- Dataset excerpt -
━━━

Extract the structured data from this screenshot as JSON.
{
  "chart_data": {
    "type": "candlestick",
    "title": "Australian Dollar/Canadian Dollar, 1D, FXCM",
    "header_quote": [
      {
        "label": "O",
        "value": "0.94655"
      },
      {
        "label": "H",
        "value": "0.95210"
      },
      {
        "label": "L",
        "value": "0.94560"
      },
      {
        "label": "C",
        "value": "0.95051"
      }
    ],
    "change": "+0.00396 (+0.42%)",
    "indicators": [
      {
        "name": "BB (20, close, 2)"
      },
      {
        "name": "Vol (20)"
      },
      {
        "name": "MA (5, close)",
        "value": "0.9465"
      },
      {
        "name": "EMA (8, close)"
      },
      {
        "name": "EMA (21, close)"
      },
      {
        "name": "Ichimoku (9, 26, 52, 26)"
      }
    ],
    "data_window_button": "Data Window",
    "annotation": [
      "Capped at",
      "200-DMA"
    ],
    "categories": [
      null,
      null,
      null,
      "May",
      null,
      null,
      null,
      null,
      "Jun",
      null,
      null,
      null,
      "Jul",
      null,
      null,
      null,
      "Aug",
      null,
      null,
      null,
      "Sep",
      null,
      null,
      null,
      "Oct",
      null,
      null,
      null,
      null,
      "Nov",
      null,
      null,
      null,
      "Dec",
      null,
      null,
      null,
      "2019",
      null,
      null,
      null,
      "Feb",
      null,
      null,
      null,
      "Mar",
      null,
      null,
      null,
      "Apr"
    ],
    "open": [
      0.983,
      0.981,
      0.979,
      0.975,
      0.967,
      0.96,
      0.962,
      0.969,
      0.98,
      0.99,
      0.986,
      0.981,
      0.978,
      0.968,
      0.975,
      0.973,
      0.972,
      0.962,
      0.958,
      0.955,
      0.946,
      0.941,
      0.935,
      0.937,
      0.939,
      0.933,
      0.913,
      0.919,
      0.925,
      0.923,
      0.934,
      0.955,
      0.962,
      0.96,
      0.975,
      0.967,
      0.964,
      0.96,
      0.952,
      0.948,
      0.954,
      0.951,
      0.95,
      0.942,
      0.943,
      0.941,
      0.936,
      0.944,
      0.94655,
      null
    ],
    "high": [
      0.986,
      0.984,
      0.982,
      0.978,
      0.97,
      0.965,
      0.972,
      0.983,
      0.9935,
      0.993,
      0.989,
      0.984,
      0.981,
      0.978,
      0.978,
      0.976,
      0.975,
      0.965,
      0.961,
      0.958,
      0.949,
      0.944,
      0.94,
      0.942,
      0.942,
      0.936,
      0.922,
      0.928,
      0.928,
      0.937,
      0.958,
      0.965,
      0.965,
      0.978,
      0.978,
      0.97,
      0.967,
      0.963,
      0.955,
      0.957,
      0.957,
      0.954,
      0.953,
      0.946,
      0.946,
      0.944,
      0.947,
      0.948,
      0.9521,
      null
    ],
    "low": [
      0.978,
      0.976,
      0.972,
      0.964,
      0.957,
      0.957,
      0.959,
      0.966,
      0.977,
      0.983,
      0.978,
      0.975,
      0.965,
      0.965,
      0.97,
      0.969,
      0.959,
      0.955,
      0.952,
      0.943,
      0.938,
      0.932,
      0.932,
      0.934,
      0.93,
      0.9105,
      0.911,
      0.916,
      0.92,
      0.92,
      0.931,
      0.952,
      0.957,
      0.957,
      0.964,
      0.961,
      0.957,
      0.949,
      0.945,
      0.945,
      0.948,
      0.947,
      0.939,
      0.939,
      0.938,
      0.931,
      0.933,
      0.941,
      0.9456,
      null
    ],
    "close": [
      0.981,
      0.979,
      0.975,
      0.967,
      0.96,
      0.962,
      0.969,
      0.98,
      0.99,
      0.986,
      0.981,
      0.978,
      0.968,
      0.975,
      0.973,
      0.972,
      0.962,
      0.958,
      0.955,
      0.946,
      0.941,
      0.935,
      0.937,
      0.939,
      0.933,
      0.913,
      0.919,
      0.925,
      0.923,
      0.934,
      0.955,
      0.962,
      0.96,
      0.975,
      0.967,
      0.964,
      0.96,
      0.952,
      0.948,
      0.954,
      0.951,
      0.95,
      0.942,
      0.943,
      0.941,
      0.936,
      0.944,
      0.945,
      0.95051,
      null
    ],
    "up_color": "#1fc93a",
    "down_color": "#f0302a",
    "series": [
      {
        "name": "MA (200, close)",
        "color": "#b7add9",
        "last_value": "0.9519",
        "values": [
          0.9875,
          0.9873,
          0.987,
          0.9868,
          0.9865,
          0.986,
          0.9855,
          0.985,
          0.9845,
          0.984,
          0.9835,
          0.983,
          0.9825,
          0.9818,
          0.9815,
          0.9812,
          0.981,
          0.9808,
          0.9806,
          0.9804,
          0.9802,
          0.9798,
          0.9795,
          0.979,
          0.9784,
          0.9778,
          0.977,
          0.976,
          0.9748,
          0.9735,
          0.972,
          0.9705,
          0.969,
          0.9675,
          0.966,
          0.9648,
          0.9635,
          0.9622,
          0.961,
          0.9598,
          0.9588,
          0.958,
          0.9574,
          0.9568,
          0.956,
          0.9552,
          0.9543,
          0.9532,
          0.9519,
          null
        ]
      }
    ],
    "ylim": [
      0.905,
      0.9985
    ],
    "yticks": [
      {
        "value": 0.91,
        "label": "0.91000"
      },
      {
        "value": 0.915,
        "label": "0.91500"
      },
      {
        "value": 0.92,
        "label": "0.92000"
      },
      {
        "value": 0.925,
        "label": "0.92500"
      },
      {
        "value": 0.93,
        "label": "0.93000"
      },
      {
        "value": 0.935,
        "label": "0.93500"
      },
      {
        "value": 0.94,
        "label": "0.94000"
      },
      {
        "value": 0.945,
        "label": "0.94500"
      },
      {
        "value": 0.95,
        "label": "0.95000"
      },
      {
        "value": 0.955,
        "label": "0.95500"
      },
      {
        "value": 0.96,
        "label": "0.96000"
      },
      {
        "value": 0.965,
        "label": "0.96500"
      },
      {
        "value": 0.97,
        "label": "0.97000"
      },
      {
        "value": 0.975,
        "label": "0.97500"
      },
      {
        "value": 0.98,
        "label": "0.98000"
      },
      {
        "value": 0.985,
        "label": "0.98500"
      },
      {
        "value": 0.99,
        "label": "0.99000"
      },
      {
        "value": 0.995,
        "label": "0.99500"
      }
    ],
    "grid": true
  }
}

━━━

- Brief -
Extract every line containing the string "close" from the material.

- Written answer -
        "name": "BB (20, close, 2)"
        "name": "MA (5, close)",
        "name": "EMA (8, close)"
        "name": "EMA (21, close)"
    "close": [
        "name": "MA (200, close)",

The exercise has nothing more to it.